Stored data
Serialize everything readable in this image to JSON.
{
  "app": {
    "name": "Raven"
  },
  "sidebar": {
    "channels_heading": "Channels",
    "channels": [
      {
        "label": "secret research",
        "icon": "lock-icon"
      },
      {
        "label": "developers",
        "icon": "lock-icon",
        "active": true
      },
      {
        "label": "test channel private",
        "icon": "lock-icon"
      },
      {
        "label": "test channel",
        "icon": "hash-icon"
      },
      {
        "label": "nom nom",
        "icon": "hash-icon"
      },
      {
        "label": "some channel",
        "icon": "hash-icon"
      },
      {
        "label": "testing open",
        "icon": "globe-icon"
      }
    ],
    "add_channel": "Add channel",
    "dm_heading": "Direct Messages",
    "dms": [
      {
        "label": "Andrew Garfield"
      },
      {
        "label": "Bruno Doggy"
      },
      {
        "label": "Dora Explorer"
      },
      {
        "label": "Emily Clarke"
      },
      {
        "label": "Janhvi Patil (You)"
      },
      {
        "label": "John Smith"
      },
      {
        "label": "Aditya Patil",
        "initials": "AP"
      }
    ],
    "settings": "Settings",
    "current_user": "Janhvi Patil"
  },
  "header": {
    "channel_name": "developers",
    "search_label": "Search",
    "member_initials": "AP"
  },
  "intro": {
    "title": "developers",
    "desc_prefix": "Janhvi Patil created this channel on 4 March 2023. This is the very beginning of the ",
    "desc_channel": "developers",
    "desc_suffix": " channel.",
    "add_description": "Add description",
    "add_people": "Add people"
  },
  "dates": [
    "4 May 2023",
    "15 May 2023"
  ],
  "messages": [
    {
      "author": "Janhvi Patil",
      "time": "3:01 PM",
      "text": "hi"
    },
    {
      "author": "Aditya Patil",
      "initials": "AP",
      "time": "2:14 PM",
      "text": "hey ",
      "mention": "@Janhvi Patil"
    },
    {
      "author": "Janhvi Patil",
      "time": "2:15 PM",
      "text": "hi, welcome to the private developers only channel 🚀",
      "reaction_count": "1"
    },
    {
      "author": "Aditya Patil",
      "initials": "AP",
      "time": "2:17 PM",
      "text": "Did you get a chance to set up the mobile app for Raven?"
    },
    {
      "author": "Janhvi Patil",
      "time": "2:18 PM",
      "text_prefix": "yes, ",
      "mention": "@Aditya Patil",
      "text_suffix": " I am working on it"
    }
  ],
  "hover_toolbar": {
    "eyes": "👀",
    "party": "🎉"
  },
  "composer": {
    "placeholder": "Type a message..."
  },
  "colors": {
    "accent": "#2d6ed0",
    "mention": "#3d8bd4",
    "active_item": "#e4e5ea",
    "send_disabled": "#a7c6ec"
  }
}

- _GOAL_
From the listing above, copy every line that includes the word "Janhvi".

- _PROBLEM SOLUTION_
        "label": "Janhvi Patil (You)"
    "current_user": "Janhvi Patil"
    "desc_prefix": "Janhvi Patil created this channel on 4 March 2023. This is the very beginning of the ",
      "author": "Janhvi Patil",
      "mention": "@Janhvi Patil"
      "author": "Janhvi Patil",
      "author": "Janhvi Patil",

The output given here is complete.